▶ _Figure content listings_:
***

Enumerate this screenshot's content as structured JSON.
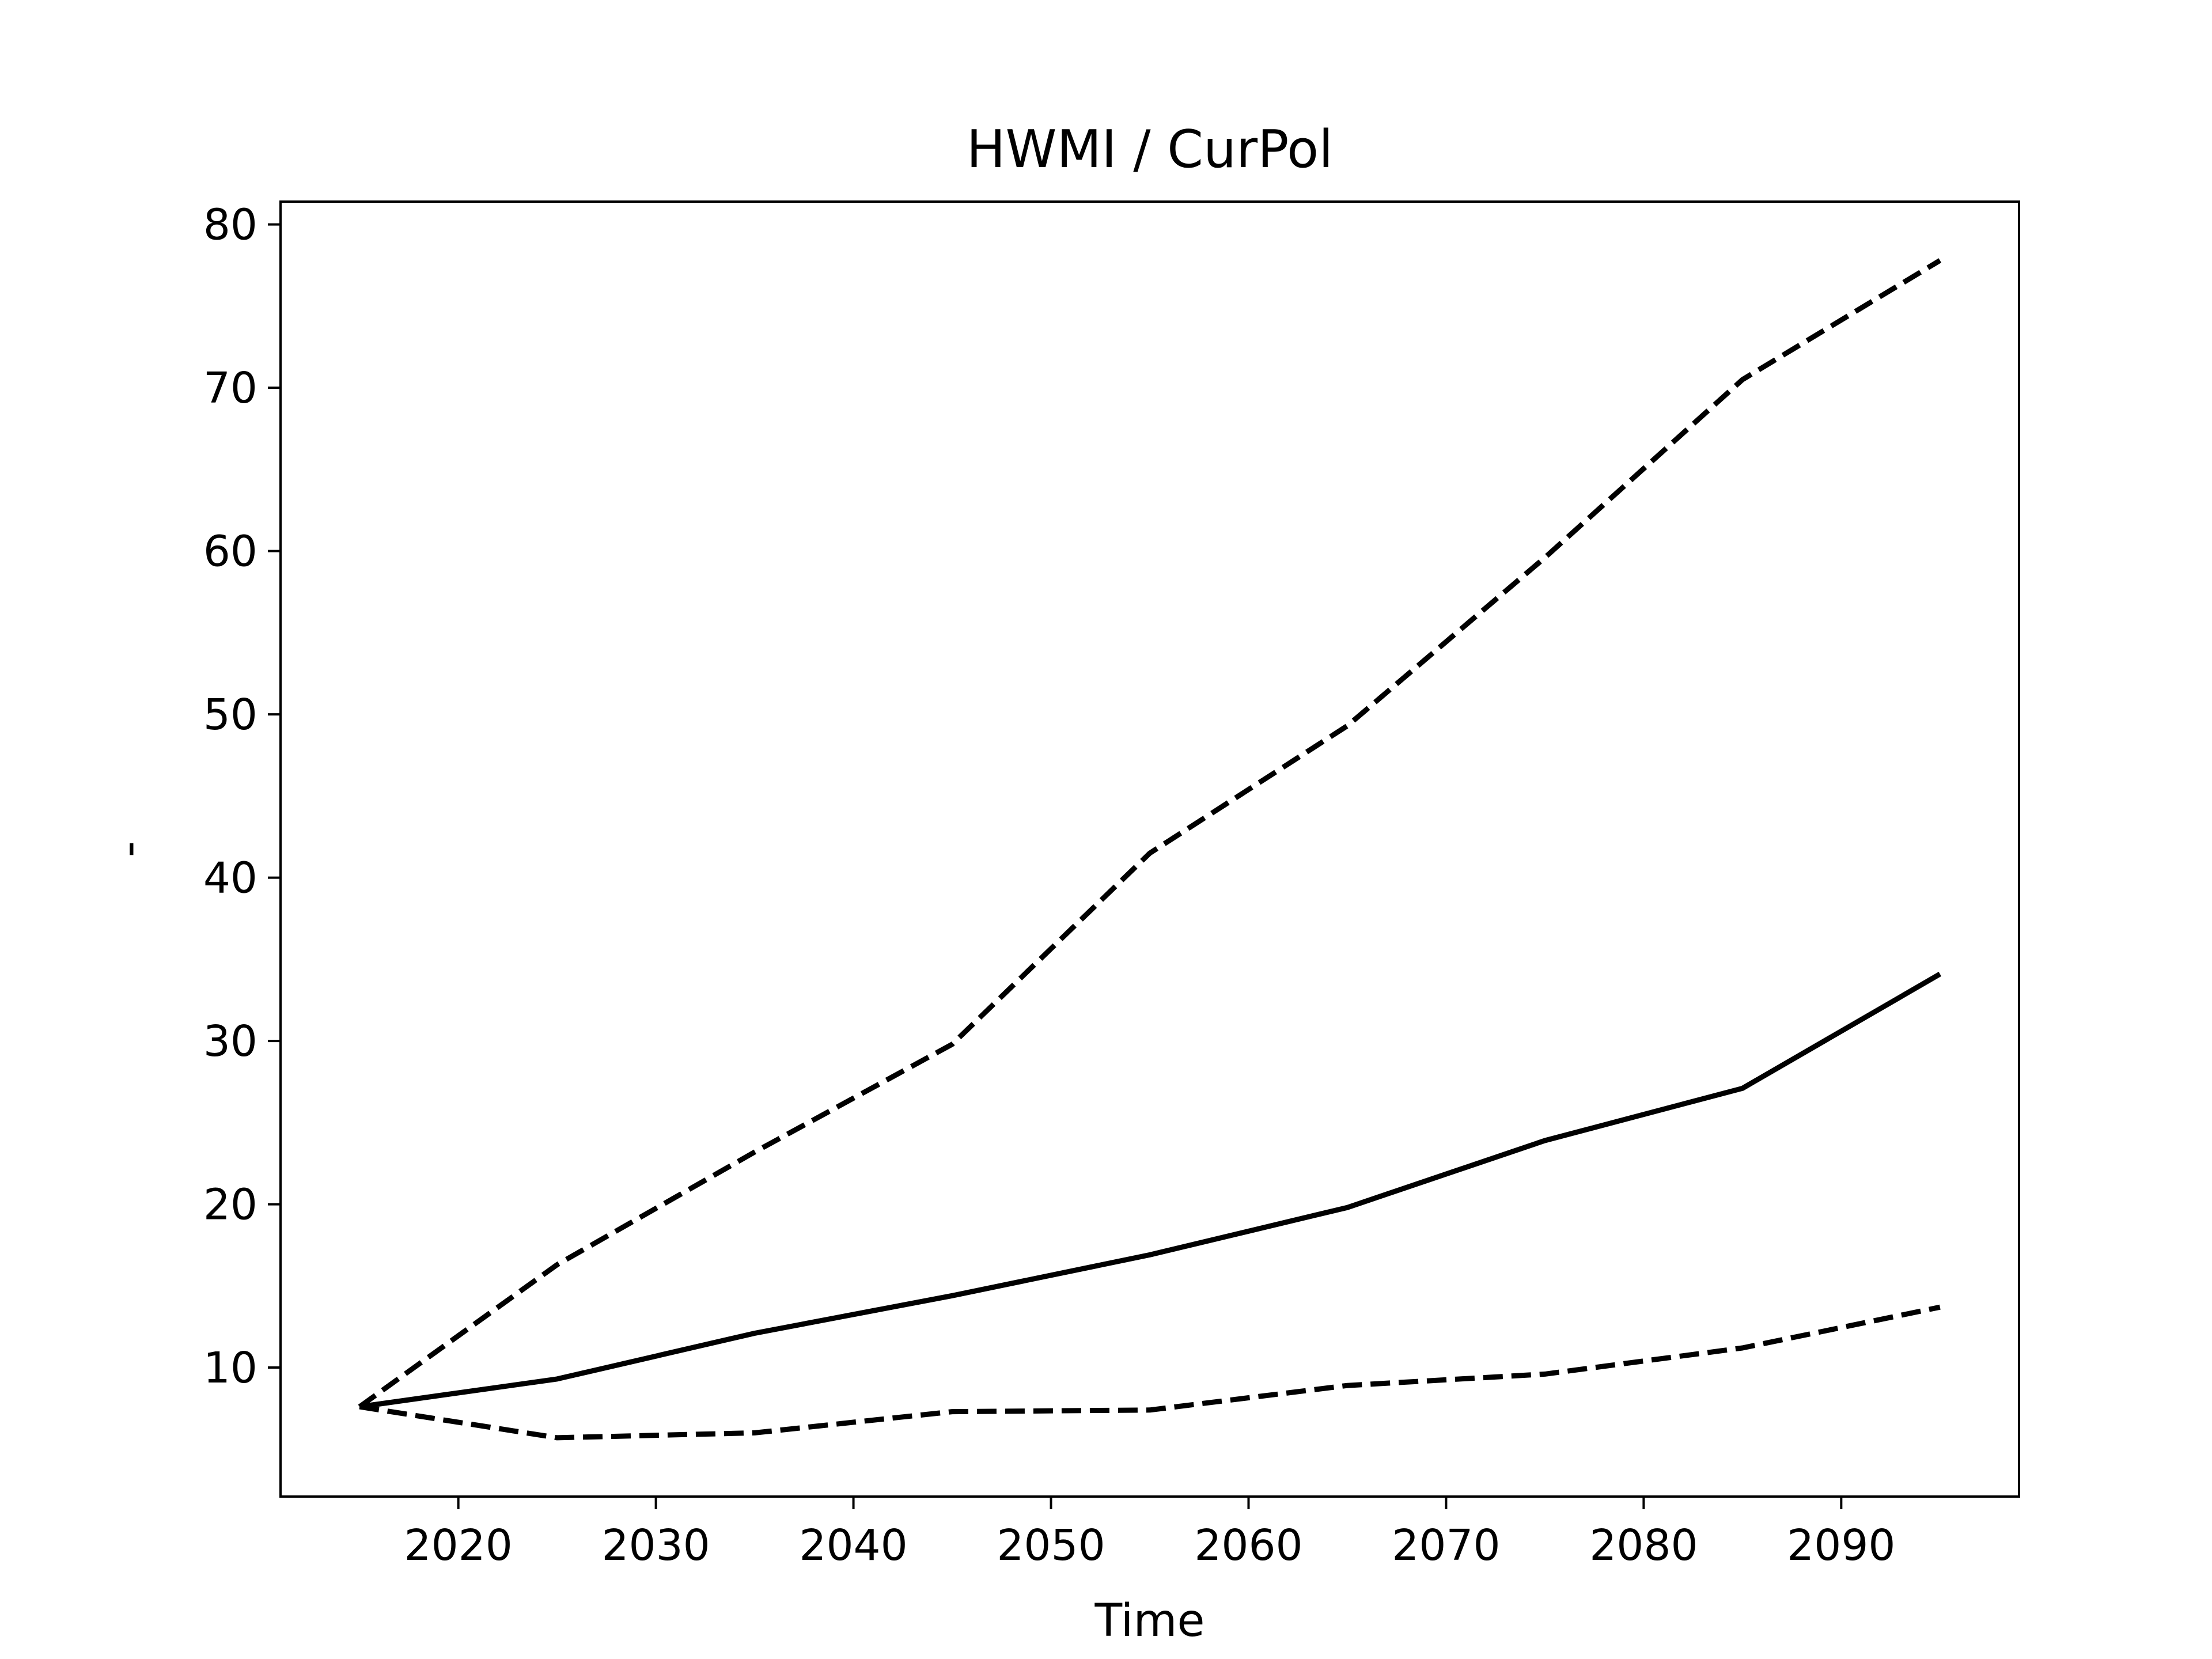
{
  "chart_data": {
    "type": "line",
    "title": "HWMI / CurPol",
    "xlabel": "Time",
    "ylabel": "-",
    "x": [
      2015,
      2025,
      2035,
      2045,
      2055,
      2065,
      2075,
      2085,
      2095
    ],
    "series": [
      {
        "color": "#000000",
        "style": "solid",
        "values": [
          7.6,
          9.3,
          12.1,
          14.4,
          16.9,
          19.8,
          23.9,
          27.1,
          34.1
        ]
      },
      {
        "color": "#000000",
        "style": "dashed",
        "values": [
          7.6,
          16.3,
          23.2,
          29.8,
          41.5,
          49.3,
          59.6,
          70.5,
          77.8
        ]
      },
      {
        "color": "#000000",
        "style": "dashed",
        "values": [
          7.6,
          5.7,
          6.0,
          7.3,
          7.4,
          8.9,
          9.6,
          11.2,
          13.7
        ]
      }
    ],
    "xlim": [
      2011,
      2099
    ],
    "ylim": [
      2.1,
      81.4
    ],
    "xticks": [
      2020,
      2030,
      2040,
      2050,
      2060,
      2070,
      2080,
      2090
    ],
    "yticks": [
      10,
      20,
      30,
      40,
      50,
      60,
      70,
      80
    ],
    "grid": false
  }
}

***

Transcribe all the records above word for word, without their images.

Enumerate this screenshot's content as structured JSON.
{
  "chart_data": {
    "type": "line",
    "title": "HWMI / CurPol",
    "xlabel": "Time",
    "ylabel": "-",
    "x": [
      2015,
      2025,
      2035,
      2045,
      2055,
      2065,
      2075,
      2085,
      2095
    ],
    "series": [
      {
        "color": "#000000",
        "style": "solid",
        "values": [
          7.6,
          9.3,
          12.1,
          14.4,
          16.9,
          19.8,
          23.9,
          27.1,
          34.1
        ]
      },
      {
        "color": "#000000",
        "style": "dashed",
        "values": [
          7.6,
          16.3,
          23.2,
          29.8,
          41.5,
          49.3,
          59.6,
          70.5,
          77.8
        ]
      },
      {
        "color": "#000000",
        "style": "dashed",
        "values": [
          7.6,
          5.7,
          6.0,
          7.3,
          7.4,
          8.9,
          9.6,
          11.2,
          13.7
        ]
      }
    ],
    "xlim": [
      2011,
      2099
    ],
    "ylim": [
      2.1,
      81.4
    ],
    "xticks": [
      2020,
      2030,
      2040,
      2050,
      2060,
      2070,
      2080,
      2090
    ],
    "yticks": [
      10,
      20,
      30,
      40,
      50,
      60,
      70,
      80
    ],
    "grid": false
  }
}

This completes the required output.